_Stated goal_
Could you output each line of the data that follows exactly?

Data entries

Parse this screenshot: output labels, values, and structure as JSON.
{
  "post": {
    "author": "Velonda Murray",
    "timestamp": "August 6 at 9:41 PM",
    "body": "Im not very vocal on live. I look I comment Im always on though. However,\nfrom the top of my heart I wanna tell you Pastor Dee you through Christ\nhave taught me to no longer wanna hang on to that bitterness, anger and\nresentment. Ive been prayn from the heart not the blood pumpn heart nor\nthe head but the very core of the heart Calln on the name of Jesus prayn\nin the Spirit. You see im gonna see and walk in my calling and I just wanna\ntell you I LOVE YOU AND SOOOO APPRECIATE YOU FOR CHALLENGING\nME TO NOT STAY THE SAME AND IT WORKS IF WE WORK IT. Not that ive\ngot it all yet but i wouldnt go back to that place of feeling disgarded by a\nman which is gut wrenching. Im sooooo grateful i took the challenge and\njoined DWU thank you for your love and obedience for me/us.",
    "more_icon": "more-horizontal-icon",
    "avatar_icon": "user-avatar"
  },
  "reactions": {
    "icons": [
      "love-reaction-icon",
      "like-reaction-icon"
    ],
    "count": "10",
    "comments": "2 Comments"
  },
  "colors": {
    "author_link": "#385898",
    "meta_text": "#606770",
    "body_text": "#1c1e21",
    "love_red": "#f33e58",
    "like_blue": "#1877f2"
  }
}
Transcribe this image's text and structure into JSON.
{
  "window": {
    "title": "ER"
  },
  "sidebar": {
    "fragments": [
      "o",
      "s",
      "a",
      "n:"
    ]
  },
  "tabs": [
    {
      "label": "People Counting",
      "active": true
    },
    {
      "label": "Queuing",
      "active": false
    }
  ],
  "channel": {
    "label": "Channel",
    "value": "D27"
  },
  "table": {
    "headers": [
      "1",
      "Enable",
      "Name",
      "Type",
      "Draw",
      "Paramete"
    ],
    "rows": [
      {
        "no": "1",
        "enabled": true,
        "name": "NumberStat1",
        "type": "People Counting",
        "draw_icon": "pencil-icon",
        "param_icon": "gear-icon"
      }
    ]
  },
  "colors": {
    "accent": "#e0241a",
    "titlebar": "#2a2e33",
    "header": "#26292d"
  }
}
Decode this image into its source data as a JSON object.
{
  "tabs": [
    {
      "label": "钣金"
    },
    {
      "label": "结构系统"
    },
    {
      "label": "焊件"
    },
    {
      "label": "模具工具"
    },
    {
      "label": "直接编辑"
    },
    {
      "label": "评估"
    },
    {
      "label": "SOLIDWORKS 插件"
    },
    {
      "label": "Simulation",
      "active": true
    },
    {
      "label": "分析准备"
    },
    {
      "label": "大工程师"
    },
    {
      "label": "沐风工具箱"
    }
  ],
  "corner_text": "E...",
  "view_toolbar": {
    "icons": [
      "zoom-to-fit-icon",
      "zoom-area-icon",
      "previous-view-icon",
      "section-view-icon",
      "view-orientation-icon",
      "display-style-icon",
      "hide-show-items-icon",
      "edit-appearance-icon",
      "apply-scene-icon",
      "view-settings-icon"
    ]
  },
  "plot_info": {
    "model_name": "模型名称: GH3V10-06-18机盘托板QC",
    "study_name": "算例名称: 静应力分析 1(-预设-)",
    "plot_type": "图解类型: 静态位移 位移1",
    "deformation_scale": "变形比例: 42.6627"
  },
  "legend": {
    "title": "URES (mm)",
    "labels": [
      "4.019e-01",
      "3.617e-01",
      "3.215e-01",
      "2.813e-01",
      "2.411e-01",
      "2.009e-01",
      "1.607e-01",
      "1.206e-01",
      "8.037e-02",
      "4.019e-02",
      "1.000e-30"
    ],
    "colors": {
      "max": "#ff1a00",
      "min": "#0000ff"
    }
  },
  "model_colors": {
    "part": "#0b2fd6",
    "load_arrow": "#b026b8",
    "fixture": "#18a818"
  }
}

_Output_
Parse this screenshot: output labels, values, and structure as JSON.
{
  "post": {
    "author": "Velonda Murray",
    "timestamp": "August 6 at 9:41 PM",
    "body": "Im not very vocal on live. I look I comment Im always on though. However,\nfrom the top of my heart I wanna tell you Pastor Dee you through Christ\nhave taught me to no longer wanna hang on to that bitterness, anger and\nresentment. Ive been prayn from the heart not the blood pumpn heart nor\nthe head but the very core of the heart Calln on the name of Jesus prayn\nin the Spirit. You see im gonna see and walk in my calling and I just wanna\ntell you I LOVE YOU AND SOOOO APPRECIATE YOU FOR CHALLENGING\nME TO NOT STAY THE SAME AND IT WORKS IF WE WORK IT. Not that ive\ngot it all yet but i wouldnt go back to that place of feeling disgarded by a\nman which is gut wrenching. Im sooooo grateful i took the challenge and\njoined DWU thank you for your love and obedience for me/us.",
    "more_icon": "more-horizontal-icon",
    "avatar_icon": "user-avatar"
  },
  "reactions": {
    "icons": [
      "love-reaction-icon",
      "like-reaction-icon"
    ],
    "count": "10",
    "comments": "2 Comments"
  },
  "colors": {
    "author_link": "#385898",
    "meta_text": "#606770",
    "body_text": "#1c1e21",
    "love_red": "#f33e58",
    "like_blue": "#1877f2"
  }
}
Transcribe this image's text and structure into JSON.
{
  "window": {
    "title": "ER"
  },
  "sidebar": {
    "fragments": [
      "o",
      "s",
      "a",
      "n:"
    ]
  },
  "tabs": [
    {
      "label": "People Counting",
      "active": true
    },
    {
      "label": "Queuing",
      "active": false
    }
  ],
  "channel": {
    "label": "Channel",
    "value": "D27"
  },
  "table": {
    "headers": [
      "1",
      "Enable",
      "Name",
      "Type",
      "Draw",
      "Paramete"
    ],
    "rows": [
      {
        "no": "1",
        "enabled": true,
        "name": "NumberStat1",
        "type": "People Counting",
        "draw_icon": "pencil-icon",
        "param_icon": "gear-icon"
      }
    ]
  },
  "colors": {
    "accent": "#e0241a",
    "titlebar": "#2a2e33",
    "header": "#26292d"
  }
}
Decode this image into its source data as a JSON object.
{
  "tabs": [
    {
      "label": "钣金"
    },
    {
      "label": "结构系统"
    },
    {
      "label": "焊件"
    },
    {
      "label": "模具工具"
    },
    {
      "label": "直接编辑"
    },
    {
      "label": "评估"
    },
    {
      "label": "SOLIDWORKS 插件"
    },
    {
      "label": "Simulation",
      "active": true
    },
    {
      "label": "分析准备"
    },
    {
      "label": "大工程师"
    },
    {
      "label": "沐风工具箱"
    }
  ],
  "corner_text": "E...",
  "view_toolbar": {
    "icons": [
      "zoom-to-fit-icon",
      "zoom-area-icon",
      "previous-view-icon",
      "section-view-icon",
      "view-orientation-icon",
      "display-style-icon",
      "hide-show-items-icon",
      "edit-appearance-icon",
      "apply-scene-icon",
      "view-settings-icon"
    ]
  },
  "plot_info": {
    "model_name": "模型名称: GH3V10-06-18机盘托板QC",
    "study_name": "算例名称: 静应力分析 1(-预设-)",
    "plot_type": "图解类型: 静态位移 位移1",
    "deformation_scale": "变形比例: 42.6627"
  },
  "legend": {
    "title": "URES (mm)",
    "labels": [
      "4.019e-01",
      "3.617e-01",
      "3.215e-01",
      "2.813e-01",
      "2.411e-01",
      "2.009e-01",
      "1.607e-01",
      "1.206e-01",
      "8.037e-02",
      "4.019e-02",
      "1.000e-30"
    ],
    "colors": {
      "max": "#ff1a00",
      "min": "#0000ff"
    }
  },
  "model_colors": {
    "part": "#0b2fd6",
    "load_arrow": "#b026b8",
    "fixture": "#18a818"
  }
}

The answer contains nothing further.